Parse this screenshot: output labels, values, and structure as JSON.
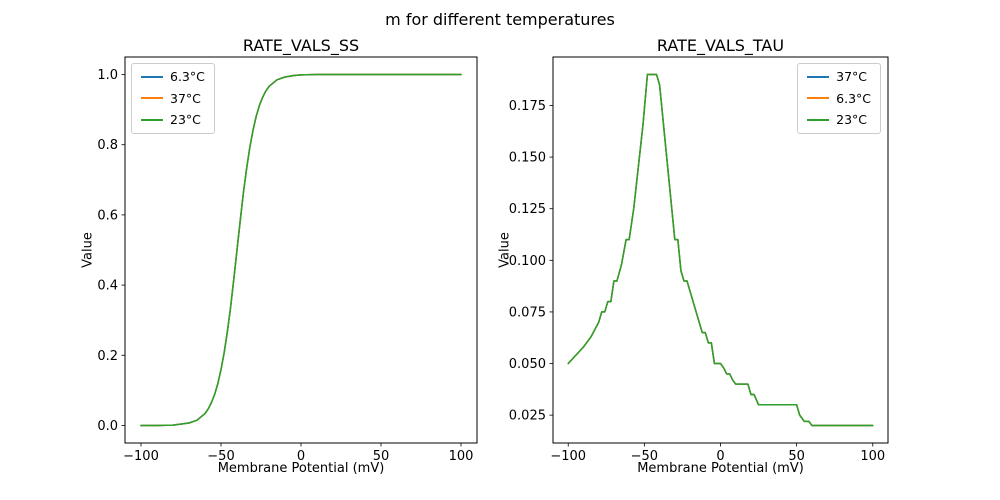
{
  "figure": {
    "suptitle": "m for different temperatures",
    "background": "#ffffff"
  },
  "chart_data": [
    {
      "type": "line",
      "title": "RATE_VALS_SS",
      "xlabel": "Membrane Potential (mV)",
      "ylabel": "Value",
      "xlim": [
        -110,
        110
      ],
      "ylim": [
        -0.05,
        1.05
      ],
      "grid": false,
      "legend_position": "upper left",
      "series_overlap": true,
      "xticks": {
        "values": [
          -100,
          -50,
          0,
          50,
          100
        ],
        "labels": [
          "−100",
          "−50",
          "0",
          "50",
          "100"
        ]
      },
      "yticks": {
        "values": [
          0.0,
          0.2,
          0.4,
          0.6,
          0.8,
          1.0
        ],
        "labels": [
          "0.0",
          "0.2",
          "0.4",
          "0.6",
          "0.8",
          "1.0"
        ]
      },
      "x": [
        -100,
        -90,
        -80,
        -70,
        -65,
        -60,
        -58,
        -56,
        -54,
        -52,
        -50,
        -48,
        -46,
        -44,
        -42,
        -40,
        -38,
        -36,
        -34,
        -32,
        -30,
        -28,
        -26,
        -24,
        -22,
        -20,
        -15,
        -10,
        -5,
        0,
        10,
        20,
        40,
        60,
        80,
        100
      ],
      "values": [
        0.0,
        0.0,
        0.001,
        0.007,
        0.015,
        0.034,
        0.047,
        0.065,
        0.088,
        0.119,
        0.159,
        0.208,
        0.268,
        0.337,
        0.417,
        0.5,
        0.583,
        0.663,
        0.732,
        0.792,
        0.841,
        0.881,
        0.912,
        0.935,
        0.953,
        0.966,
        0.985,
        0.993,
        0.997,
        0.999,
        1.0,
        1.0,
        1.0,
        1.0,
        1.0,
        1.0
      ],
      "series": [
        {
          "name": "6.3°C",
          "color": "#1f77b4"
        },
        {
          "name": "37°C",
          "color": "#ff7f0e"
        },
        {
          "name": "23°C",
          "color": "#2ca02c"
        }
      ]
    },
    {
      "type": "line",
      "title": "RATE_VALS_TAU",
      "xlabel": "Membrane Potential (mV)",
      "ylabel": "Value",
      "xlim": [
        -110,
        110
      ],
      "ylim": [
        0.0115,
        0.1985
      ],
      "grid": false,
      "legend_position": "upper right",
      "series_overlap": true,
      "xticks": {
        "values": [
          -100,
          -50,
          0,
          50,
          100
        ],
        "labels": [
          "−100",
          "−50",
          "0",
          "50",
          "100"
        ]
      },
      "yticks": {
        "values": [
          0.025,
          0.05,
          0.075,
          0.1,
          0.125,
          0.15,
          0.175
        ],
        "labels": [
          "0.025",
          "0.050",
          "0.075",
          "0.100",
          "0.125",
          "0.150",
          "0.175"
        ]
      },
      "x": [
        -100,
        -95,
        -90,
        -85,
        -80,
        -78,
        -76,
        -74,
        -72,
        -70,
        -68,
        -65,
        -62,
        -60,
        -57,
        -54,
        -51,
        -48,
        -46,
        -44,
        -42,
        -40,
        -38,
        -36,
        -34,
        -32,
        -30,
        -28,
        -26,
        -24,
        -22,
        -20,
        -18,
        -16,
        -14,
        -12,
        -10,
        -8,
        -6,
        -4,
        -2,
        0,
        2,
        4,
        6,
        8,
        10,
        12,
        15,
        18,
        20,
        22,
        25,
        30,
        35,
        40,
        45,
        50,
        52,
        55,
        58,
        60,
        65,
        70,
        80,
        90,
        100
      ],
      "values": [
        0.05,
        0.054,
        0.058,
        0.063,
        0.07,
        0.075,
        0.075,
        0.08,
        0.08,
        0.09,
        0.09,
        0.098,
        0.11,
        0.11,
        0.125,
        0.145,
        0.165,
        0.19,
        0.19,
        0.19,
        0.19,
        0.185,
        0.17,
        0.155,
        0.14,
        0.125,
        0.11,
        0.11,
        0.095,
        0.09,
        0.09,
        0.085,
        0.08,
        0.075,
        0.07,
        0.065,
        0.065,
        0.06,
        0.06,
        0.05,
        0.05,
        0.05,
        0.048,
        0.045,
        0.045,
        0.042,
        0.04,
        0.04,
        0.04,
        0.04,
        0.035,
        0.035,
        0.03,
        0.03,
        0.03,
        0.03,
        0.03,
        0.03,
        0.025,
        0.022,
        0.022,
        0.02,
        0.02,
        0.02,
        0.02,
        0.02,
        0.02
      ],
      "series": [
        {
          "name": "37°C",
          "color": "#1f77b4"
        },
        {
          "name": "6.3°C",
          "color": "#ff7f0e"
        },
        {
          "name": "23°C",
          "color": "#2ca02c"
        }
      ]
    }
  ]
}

────────

Directions: Apart from the pictures, the entries above are to be repeated in full and exactly.

Full output:
Parse this screenshot: output labels, values, and structure as JSON.
{
  "figure": {
    "suptitle": "m for different temperatures",
    "background": "#ffffff"
  },
  "chart_data": [
    {
      "type": "line",
      "title": "RATE_VALS_SS",
      "xlabel": "Membrane Potential (mV)",
      "ylabel": "Value",
      "xlim": [
        -110,
        110
      ],
      "ylim": [
        -0.05,
        1.05
      ],
      "grid": false,
      "legend_position": "upper left",
      "series_overlap": true,
      "xticks": {
        "values": [
          -100,
          -50,
          0,
          50,
          100
        ],
        "labels": [
          "−100",
          "−50",
          "0",
          "50",
          "100"
        ]
      },
      "yticks": {
        "values": [
          0.0,
          0.2,
          0.4,
          0.6,
          0.8,
          1.0
        ],
        "labels": [
          "0.0",
          "0.2",
          "0.4",
          "0.6",
          "0.8",
          "1.0"
        ]
      },
      "x": [
        -100,
        -90,
        -80,
        -70,
        -65,
        -60,
        -58,
        -56,
        -54,
        -52,
        -50,
        -48,
        -46,
        -44,
        -42,
        -40,
        -38,
        -36,
        -34,
        -32,
        -30,
        -28,
        -26,
        -24,
        -22,
        -20,
        -15,
        -10,
        -5,
        0,
        10,
        20,
        40,
        60,
        80,
        100
      ],
      "values": [
        0.0,
        0.0,
        0.001,
        0.007,
        0.015,
        0.034,
        0.047,
        0.065,
        0.088,
        0.119,
        0.159,
        0.208,
        0.268,
        0.337,
        0.417,
        0.5,
        0.583,
        0.663,
        0.732,
        0.792,
        0.841,
        0.881,
        0.912,
        0.935,
        0.953,
        0.966,
        0.985,
        0.993,
        0.997,
        0.999,
        1.0,
        1.0,
        1.0,
        1.0,
        1.0,
        1.0
      ],
      "series": [
        {
          "name": "6.3°C",
          "color": "#1f77b4"
        },
        {
          "name": "37°C",
          "color": "#ff7f0e"
        },
        {
          "name": "23°C",
          "color": "#2ca02c"
        }
      ]
    },
    {
      "type": "line",
      "title": "RATE_VALS_TAU",
      "xlabel": "Membrane Potential (mV)",
      "ylabel": "Value",
      "xlim": [
        -110,
        110
      ],
      "ylim": [
        0.0115,
        0.1985
      ],
      "grid": false,
      "legend_position": "upper right",
      "series_overlap": true,
      "xticks": {
        "values": [
          -100,
          -50,
          0,
          50,
          100
        ],
        "labels": [
          "−100",
          "−50",
          "0",
          "50",
          "100"
        ]
      },
      "yticks": {
        "values": [
          0.025,
          0.05,
          0.075,
          0.1,
          0.125,
          0.15,
          0.175
        ],
        "labels": [
          "0.025",
          "0.050",
          "0.075",
          "0.100",
          "0.125",
          "0.150",
          "0.175"
        ]
      },
      "x": [
        -100,
        -95,
        -90,
        -85,
        -80,
        -78,
        -76,
        -74,
        -72,
        -70,
        -68,
        -65,
        -62,
        -60,
        -57,
        -54,
        -51,
        -48,
        -46,
        -44,
        -42,
        -40,
        -38,
        -36,
        -34,
        -32,
        -30,
        -28,
        -26,
        -24,
        -22,
        -20,
        -18,
        -16,
        -14,
        -12,
        -10,
        -8,
        -6,
        -4,
        -2,
        0,
        2,
        4,
        6,
        8,
        10,
        12,
        15,
        18,
        20,
        22,
        25,
        30,
        35,
        40,
        45,
        50,
        52,
        55,
        58,
        60,
        65,
        70,
        80,
        90,
        100
      ],
      "values": [
        0.05,
        0.054,
        0.058,
        0.063,
        0.07,
        0.075,
        0.075,
        0.08,
        0.08,
        0.09,
        0.09,
        0.098,
        0.11,
        0.11,
        0.125,
        0.145,
        0.165,
        0.19,
        0.19,
        0.19,
        0.19,
        0.185,
        0.17,
        0.155,
        0.14,
        0.125,
        0.11,
        0.11,
        0.095,
        0.09,
        0.09,
        0.085,
        0.08,
        0.075,
        0.07,
        0.065,
        0.065,
        0.06,
        0.06,
        0.05,
        0.05,
        0.05,
        0.048,
        0.045,
        0.045,
        0.042,
        0.04,
        0.04,
        0.04,
        0.04,
        0.035,
        0.035,
        0.03,
        0.03,
        0.03,
        0.03,
        0.03,
        0.03,
        0.025,
        0.022,
        0.022,
        0.02,
        0.02,
        0.02,
        0.02,
        0.02,
        0.02
      ],
      "series": [
        {
          "name": "37°C",
          "color": "#1f77b4"
        },
        {
          "name": "6.3°C",
          "color": "#ff7f0e"
        },
        {
          "name": "23°C",
          "color": "#2ca02c"
        }
      ]
    }
  ]
}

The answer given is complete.